■ STATED GOAL 1: Reproduce the passage of the decision theory text starting at "Similar considerations apply" and ending at "she makes decisions.".
■ STATED GOAL 2:
Answer these questions from the decision theory text:
(a) Which theorem shows that the violation of Aesop's principle does not matter in Bayesian decision theory?
(b) What does the story make a prize into, instead of a deterministic object?
(c) What kind of event interrupts the decision maker's Bayesian updating in section 4.4?

In moving away from Bayesian decision theory, it will matter that this approach determines the partitions \(\mathcal{S}\) and \(\mathcal{T}\) independently of all decision problems that are currently envisaged. It will then not be appropriate to start a decision analysis with a simplification of the gamble G of (1) that coarsens the partition \(\mathcal{E}\) by replacing \(E_i\) and \(E_j\) by \(E_i\cup E_j\) when they yield the same prize. Other considerations aside, to do so is potentially to violate Aesop’s principle by allowing what happens in \(C\) to influence how \(B\) is structured. In Bayesian decision theory, it turns out that this violation does not matter (Theorem 5), but we are working outside this theory.

Similar considerations apply to the partition \(\mathcal{T}\) of \(C\), but a second point is more important. Our story makes a prize \({\mathcal{P}}_i\) into a set of states of the mind rather than a deterministic object like an umbrella or an ice-cream. The decision maker will presumably not regard the states of mind in \({\mathcal{P}}_i\) as being far apart or she would not have packaged them into the same element of the partition \(\mathcal{T}\), but there will necessarily be some ambiguity, not only about which state of mind in \({\mathcal{P}}_i\) will actually be realized, but also about its possible dependence on the current state of the world. Such a potential violation of Aesop’s principle may be a source of uncertainty that needs to be incorporated somehow into the theory of how she makes decisions.

4.4 Expectant utility

We have discussed how a rational decision maker might construct a decision problem to which Bayesian decision theory applies. But what happens if her Bayesian updating is interrupted by a surprising event—something she did not anticipate when constructing her current system of consistent subjective probabilities? She might then be led to recognize that questions she did not ask previously (because they did not occur to her or she thought them irrelevant) now need to be asked. Having asked them, her new knowledge can be described with new partitions \(\mathcal{S}'\) and \(\mathcal{T}'\) of \(B\) and \(C\) that are refinements of her old partitions \(\mathcal{S}\) and \(\mathcal{T}\).

■ RECORDS SHOWN:

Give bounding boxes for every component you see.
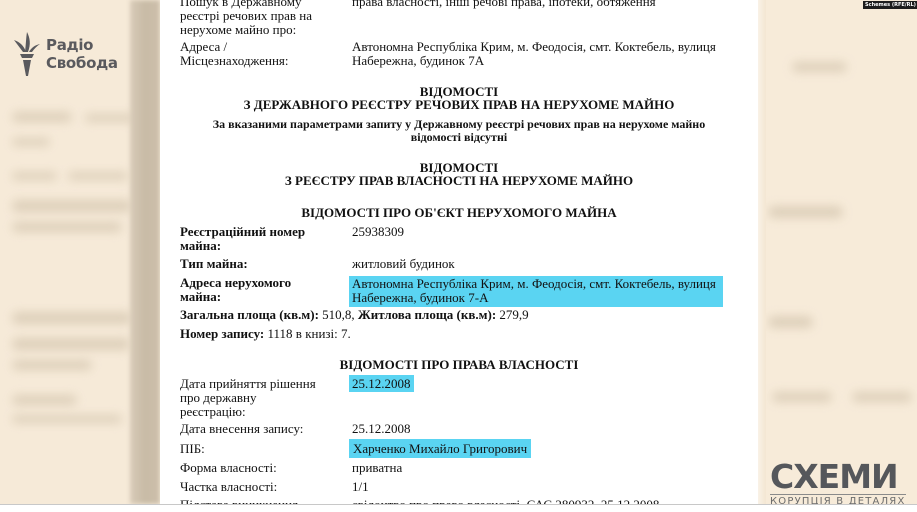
search-scope-label: Пошук в Державному реєстрі речових прав … [180,0,330,37]
property-address-label: Адреса нерухомого майна: [180,276,330,304]
entry-date-label: Дата внесення запису: [180,422,330,436]
registry-document: Пошук в Державному реєстрі речових прав … [160,0,758,504]
area-row: Загальна площа (кв.м): 510,8, Житлова пл… [180,308,738,322]
torch-flame-icon [12,30,42,78]
record-number-row: Номер запису: 1118 в книзі: 7. [180,327,738,341]
property-type-value: житловий будинок [352,257,455,271]
radio-svoboda-logo: Радіо Свобода [12,30,118,78]
page-edge-shadow [130,0,160,504]
ownership-share-value: 1/1 [352,480,369,494]
radio-svoboda-line1: Радіо [46,36,118,54]
reg-number-label: Реєстраційний номер майна: [180,225,330,253]
section2-title-line2: З РЕЄСТРУ ПРАВ ВЛАСНОСТІ НА НЕРУХОМЕ МАЙ… [160,174,758,188]
video-frame: Пошук в Державному реєстрі речових прав … [0,0,917,504]
record-number-label: Номер запису: [180,326,264,341]
living-area-value: 279,9 [499,307,528,322]
blurred-background-right [762,0,917,504]
bottom-strip [0,504,917,512]
radio-svoboda-line2: Свобода [46,54,118,72]
source-credit-badge: Schemes (RFE/RL) [863,1,917,9]
owner-name-label: ПІБ: [180,442,330,456]
reg-number-value: 25938309 [352,225,404,239]
search-address-label: Адреса / Місцезнаходження: [180,40,330,68]
property-type-label: Тип майна: [180,257,330,271]
search-scope-value: права власності, інші речові права, іпот… [352,0,656,9]
entry-date-value: 25.12.2008 [352,422,411,436]
object-section-title: ВІДОМОСТІ ПРО ОБ'ЄКТ НЕРУХОМОГО МАЙНА [160,206,758,220]
record-number-value: 1118 в книзі: 7. [268,326,351,341]
ownership-share-label: Частка власності: [180,480,330,494]
owner-name-value-highlighted: Харченко Михайло Григорович [349,439,531,458]
rights-section-title: ВІДОМОСТІ ПРО ПРАВА ВЛАСНОСТІ [160,358,758,372]
decision-date-value-highlighted: 25.12.2008 [349,375,414,392]
section1-notice-line2: відомості відсутні [160,130,758,144]
search-address-value: Автономна Республіка Крим, м. Феодосія, … [352,40,716,68]
section1-notice-line1: За вказаними параметрами запиту у Держав… [160,117,758,131]
ownership-form-label: Форма власності: [180,461,330,475]
total-area-value: 510,8, [322,307,355,322]
decision-date-label: Дата прийняття рішення про державну реєс… [180,377,330,419]
schemes-logo-title: СХЕМИ [770,460,906,494]
ownership-form-value: приватна [352,461,402,475]
property-address-value-highlighted: Автономна Республіка Крим, м. Феодосія, … [349,276,723,307]
total-area-label: Загальна площа (кв.м): [180,307,319,322]
schemes-logo-subtitle: КОРУПЦІЯ В ДЕТАЛЯХ [770,494,906,504]
section1-title-line2: З ДЕРЖАВНОГО РЕЄСТРУ РЕЧОВИХ ПРАВ НА НЕР… [160,98,758,112]
schemes-logo: СХЕМИ КОРУПЦІЯ В ДЕТАЛЯХ [770,460,906,504]
living-area-label: Житлова площа (кв.м): [358,307,496,322]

■ TASK ANSWER 1:
Similar considerations apply to the partition \(\mathcal{T}\) of \(C\), but a second point is more important. Our story makes a prize \({\mathcal{P}}_i\) into a set of states of the mind rather than a deterministic object like an umbrella or an ice-cream. The decision maker will presumably not regard the states of mind in \({\mathcal{P}}_i\) as being far apart or she would not have packaged them into the same element of the partition \(\mathcal{T}\), but there will necessarily be some ambiguity, not only about which state of mind in \({\mathcal{P}}_i\) will actually be realized, but also about its possible dependence on the current state of the world. Such a potential violation of Aesop’s principle may be a source of uncertainty that needs to be incorporated somehow into the theory of how she makes decisions.

■ TASK ANSWER 2:
(a) Theorem 5
(b) A set of states of the mind
(c) A surprising event, something she did not anticipate when constructing her current system of consistent subjective probabilities